- _EXERCISE PROMPT_:
Give back every line exactly as it appears, pictures excluded.
%%
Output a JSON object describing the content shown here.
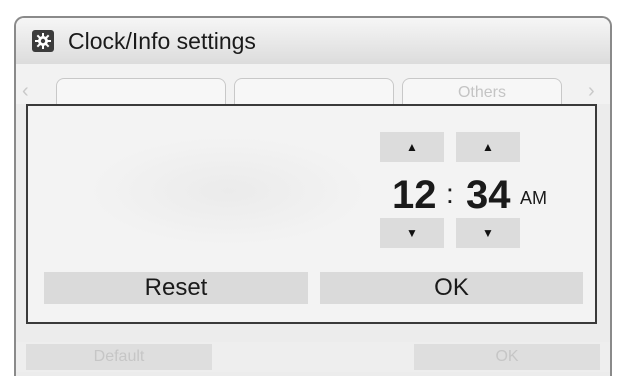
{
  "window": {
    "title": "Clock/Info settings",
    "icon": "gear-icon"
  },
  "tabs": [
    {
      "label": ""
    },
    {
      "label": ""
    },
    {
      "label": "Others"
    }
  ],
  "dialog": {
    "hour": "12",
    "separator": ":",
    "minute": "34",
    "ampm": "AM",
    "up_arrow": "▲",
    "down_arrow": "▼",
    "reset_label": "Reset",
    "ok_label": "OK"
  },
  "footer": {
    "default_label": "Default",
    "ok_label": "OK"
  }
}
%%
- _WRITTEN ANSWER_:
Output a JSON object describing the content shown here.
{
  "window": {
    "title": "Clock/Info settings",
    "icon": "gear-icon"
  },
  "tabs": [
    {
      "label": ""
    },
    {
      "label": ""
    },
    {
      "label": "Others"
    }
  ],
  "dialog": {
    "hour": "12",
    "separator": ":",
    "minute": "34",
    "ampm": "AM",
    "up_arrow": "▲",
    "down_arrow": "▼",
    "reset_label": "Reset",
    "ok_label": "OK"
  },
  "footer": {
    "default_label": "Default",
    "ok_label": "OK"
  }
}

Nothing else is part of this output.